***** Information given
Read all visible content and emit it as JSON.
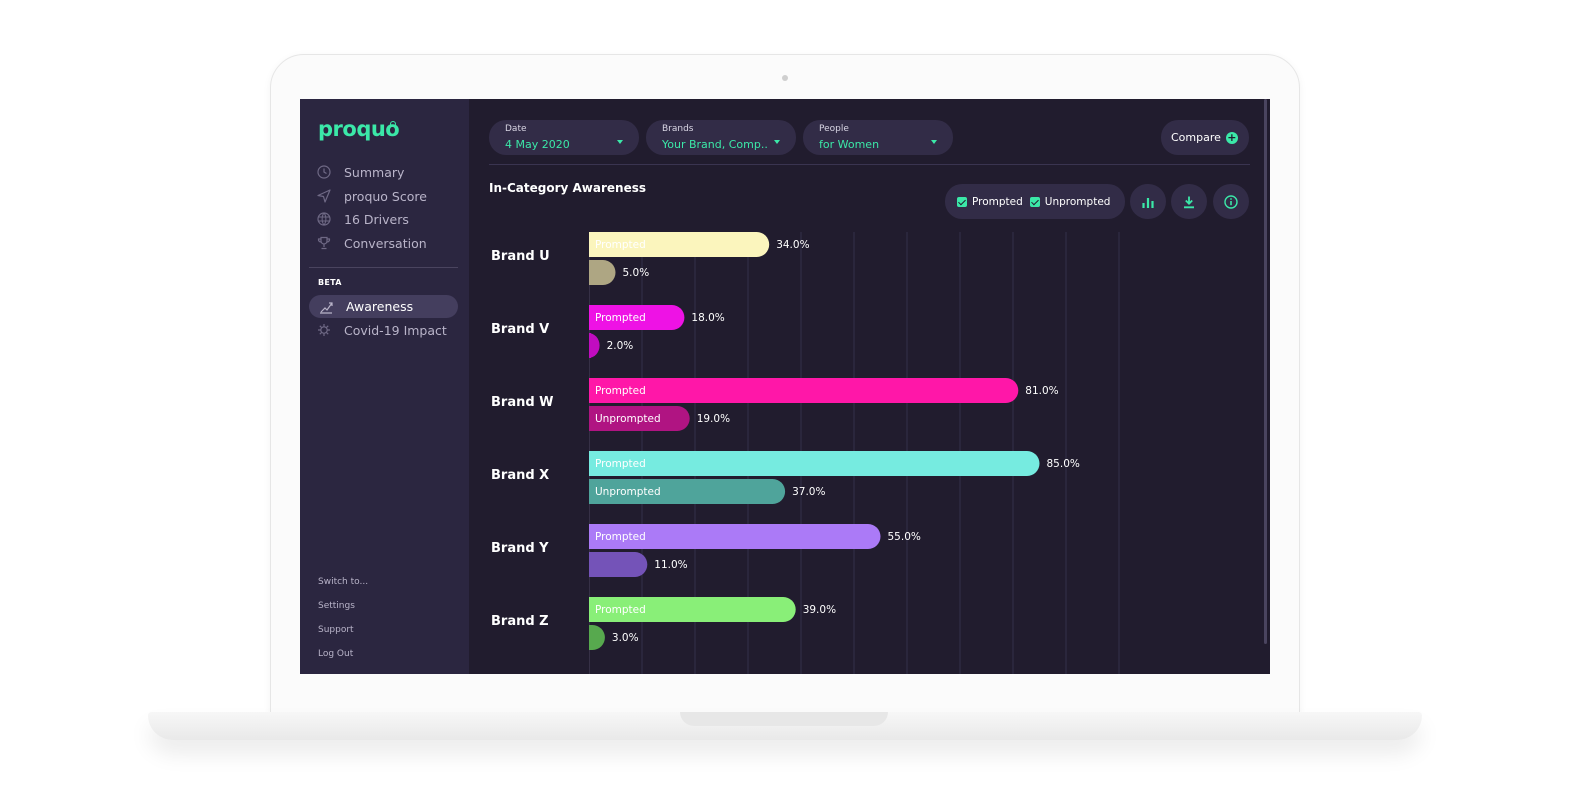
{
  "app": {
    "logo_text": "proquo",
    "sidebar": {
      "nav": [
        {
          "label": "Summary",
          "icon": "clock-icon"
        },
        {
          "label": "proquo Score",
          "icon": "send-icon"
        },
        {
          "label": "16 Drivers",
          "icon": "globe-icon"
        },
        {
          "label": "Conversation",
          "icon": "trophy-icon"
        }
      ],
      "beta_label": "BETA",
      "beta_nav": [
        {
          "label": "Awareness",
          "icon": "trend-icon",
          "active": true
        },
        {
          "label": "Covid-19 Impact",
          "icon": "virus-icon",
          "active": false
        }
      ],
      "footer": [
        "Switch to...",
        "Settings",
        "Support",
        "Log Out"
      ]
    },
    "filters": [
      {
        "label": "Date",
        "value": "4 May 2020"
      },
      {
        "label": "Brands",
        "value": "Your Brand, Comp..."
      },
      {
        "label": "People",
        "value": "for Women"
      }
    ],
    "compare_label": "Compare",
    "section_title": "In-Category Awareness",
    "legend": {
      "prompted": "Prompted",
      "unprompted": "Unprompted"
    },
    "colors": {
      "accent": "#3be8a8",
      "background": "#211c2e",
      "sidebar": "#2b2640"
    }
  },
  "chart_data": {
    "type": "bar",
    "orientation": "horizontal",
    "title": "In-Category Awareness",
    "categories": [
      "Brand U",
      "Brand V",
      "Brand W",
      "Brand X",
      "Brand Y",
      "Brand Z"
    ],
    "series": [
      {
        "name": "Prompted",
        "values": [
          34.0,
          18.0,
          81.0,
          85.0,
          55.0,
          39.0
        ]
      },
      {
        "name": "Unprompted",
        "values": [
          5.0,
          2.0,
          19.0,
          37.0,
          11.0,
          3.0
        ]
      }
    ],
    "value_labels": {
      "Prompted": [
        "34.0%",
        "18.0%",
        "81.0%",
        "85.0%",
        "55.0%",
        "39.0%"
      ],
      "Unprompted": [
        "5.0%",
        "2.0%",
        "19.0%",
        "37.0%",
        "11.0%",
        "3.0%"
      ]
    },
    "bar_text": {
      "Prompted": [
        "Prompted",
        "Prompted",
        "Prompted",
        "Prompted",
        "Prompted",
        "Prompted"
      ],
      "Unprompted": [
        "",
        "",
        "Unprompted",
        "Unprompted",
        "",
        ""
      ]
    },
    "colors": {
      "Prompted": [
        "#fbf5bd",
        "#ee12e5",
        "#ff17a8",
        "#76ebe0",
        "#ab7af7",
        "#89ef78"
      ],
      "Unprompted": [
        "#aea683",
        "#c10cc0",
        "#b01482",
        "#4fa49b",
        "#7453b8",
        "#57a94e"
      ]
    },
    "xlim": [
      0,
      100
    ],
    "grid": true,
    "legend_position": "top-right"
  }
}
**********
Instructions for the task.
Among the lines above, find those with the word "Category". Copy them.

Result for this task.
    "section_title": "In-Category Awareness",
    "title": "In-Category Awareness",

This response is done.